_Recorded information:_

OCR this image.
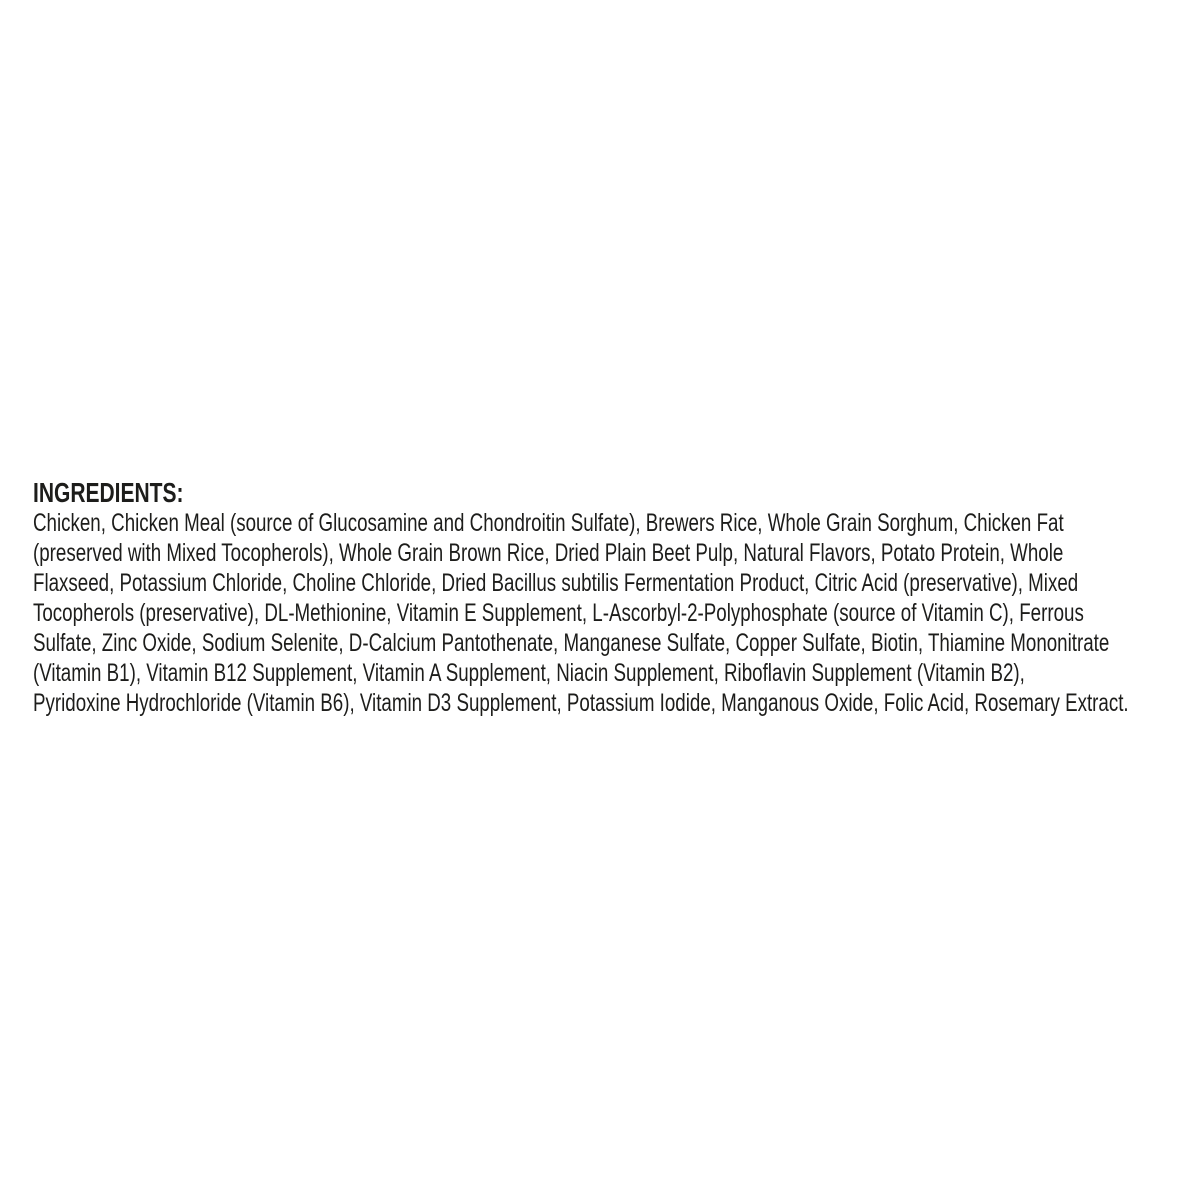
INGREDIENTS:
Chicken, Chicken Meal (source of Glucosamine and Chondroitin Sulfate), Brewers Rice, Whole Grain Sorghum, Chicken Fat
(preserved with Mixed Tocopherols), Whole Grain Brown Rice, Dried Plain Beet Pulp, Natural Flavors, Potato Protein, Whole
Flaxseed, Potassium Chloride, Choline Chloride, Dried Bacillus subtilis Fermentation Product, Citric Acid (preservative), Mixed
Tocopherols (preservative), DL-Methionine, Vitamin E Supplement, L-Ascorbyl-2-Polyphosphate (source of Vitamin C), Ferrous
Sulfate, Zinc Oxide, Sodium Selenite, D-Calcium Pantothenate, Manganese Sulfate, Copper Sulfate, Biotin, Thiamine Mononitrate
(Vitamin B1), Vitamin B12 Supplement, Vitamin A Supplement, Niacin Supplement, Riboflavin Supplement (Vitamin B2),
Pyridoxine Hydrochloride (Vitamin B6), Vitamin D3 Supplement, Potassium Iodide, Manganous Oxide, Folic Acid, Rosemary Extract.
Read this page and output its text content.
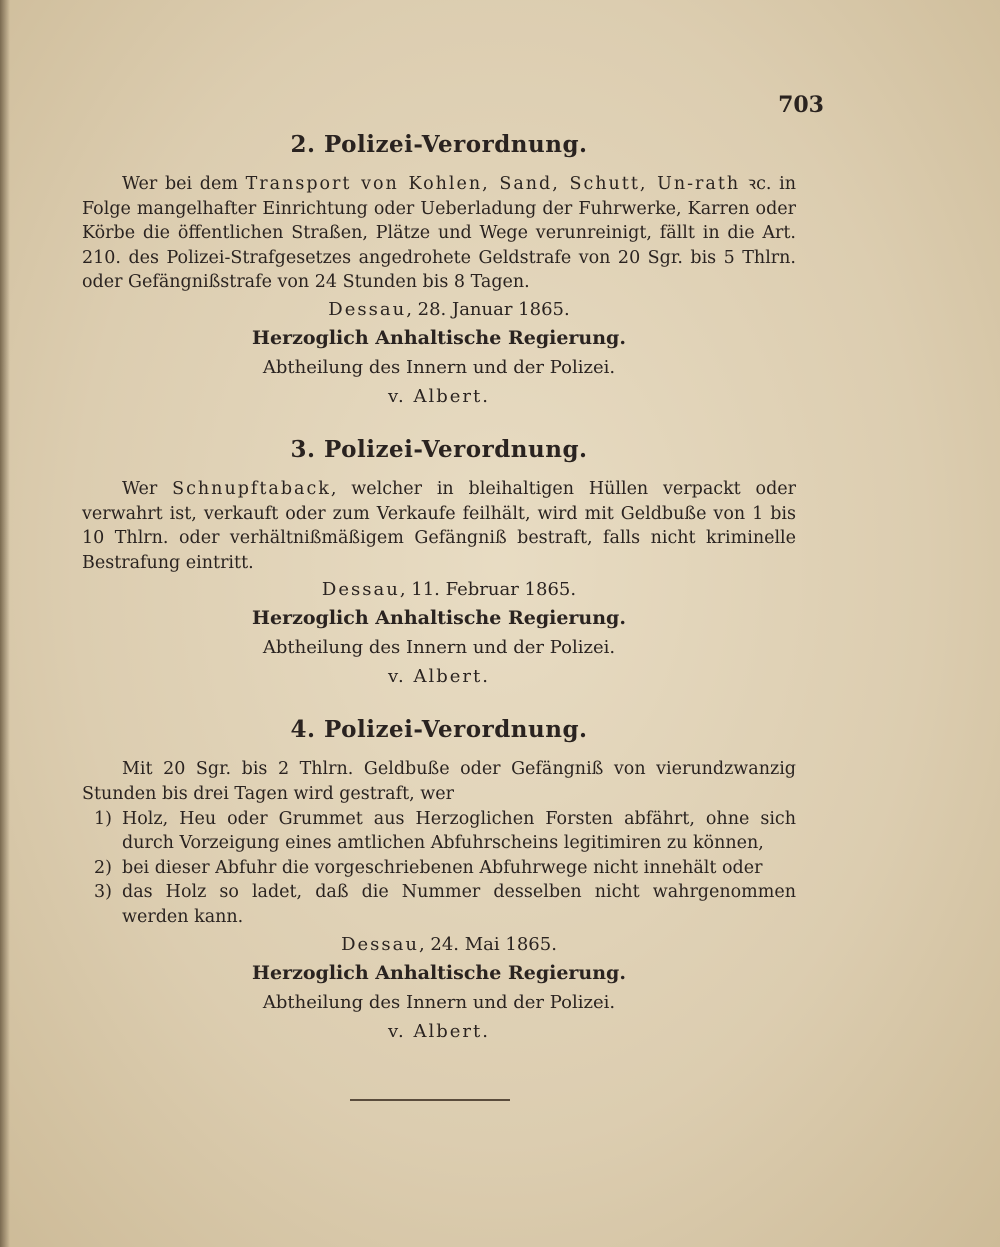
703
2. Polizei-Verordnung.

Wer bei dem Transport von Kohlen, Sand, Schutt, Un-rath ꝛc. in Folge mangelhafter Einrichtung oder Ueberladung der Fuhrwerke, Karren oder Körbe die öffentlichen Straßen, Plätze und Wege verunreinigt, fällt in die Art. 210. des Polizei-Strafgesetzes angedrohete Geldstrafe von 20 Sgr. bis 5 Thlrn. oder Gefängnißstrafe von 24 Stunden bis 8 Tagen.

Dessau, 28. Januar 1865.

Herzoglich Anhaltische Regierung.

Abtheilung des Innern und der Polizei.

v. Albert.

3. Polizei-Verordnung.

Wer Schnupftaback, welcher in bleihaltigen Hüllen verpackt oder verwahrt ist, verkauft oder zum Verkaufe feilhält, wird mit Geldbuße von 1 bis 10 Thlrn. oder verhältnißmäßigem Gefängniß bestraft, falls nicht kriminelle Bestrafung eintritt.

Dessau, 11. Februar 1865.

Herzoglich Anhaltische Regierung.

Abtheilung des Innern und der Polizei.

v. Albert.

4. Polizei-Verordnung.

Mit 20 Sgr. bis 2 Thlrn. Geldbuße oder Gefängniß von vierundzwanzig Stunden bis drei Tagen wird gestraft, wer

1) Holz, Heu oder Grummet aus Herzoglichen Forsten abfährt, ohne sich durch Vorzeigung eines amtlichen Abfuhrscheins legitimiren zu können,
2) bei dieser Abfuhr die vorgeschriebenen Abfuhrwege nicht innehält oder
3) das Holz so ladet, daß die Nummer desselben nicht wahrgenommen werden kann.

Dessau, 24. Mai 1865.

Herzoglich Anhaltische Regierung.

Abtheilung des Innern und der Polizei.

v. Albert.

_Exercise description:_ Search the material above for the word "Thlrn", then copy each line that holds it.

_Exercise solution:_
Wer bei dem Transport von Kohlen, Sand, Schutt, Un-rath ꝛc. in Folge mangelhafter Einrichtung oder Ueberladung der Fuhrwerke, Karren oder Körbe die öffentlichen Straßen, Plätze und Wege verunreinigt, fällt in die Art. 210. des Polizei-Strafgesetzes angedrohete Geldstrafe von 20 Sgr. bis 5 Thlrn. oder Gefängnißstrafe von 24 Stunden bis 8 Tagen.
Wer Schnupftaback, welcher in bleihaltigen Hüllen verpackt oder verwahrt ist, verkauft oder zum Verkaufe feilhält, wird mit Geldbuße von 1 bis 10 Thlrn. oder verhältnißmäßigem Gefängniß bestraft, falls nicht kriminelle Bestrafung eintritt.
Mit 20 Sgr. bis 2 Thlrn. Geldbuße oder Gefängniß von vierundzwanzig Stunden bis drei Tagen wird gestraft, wer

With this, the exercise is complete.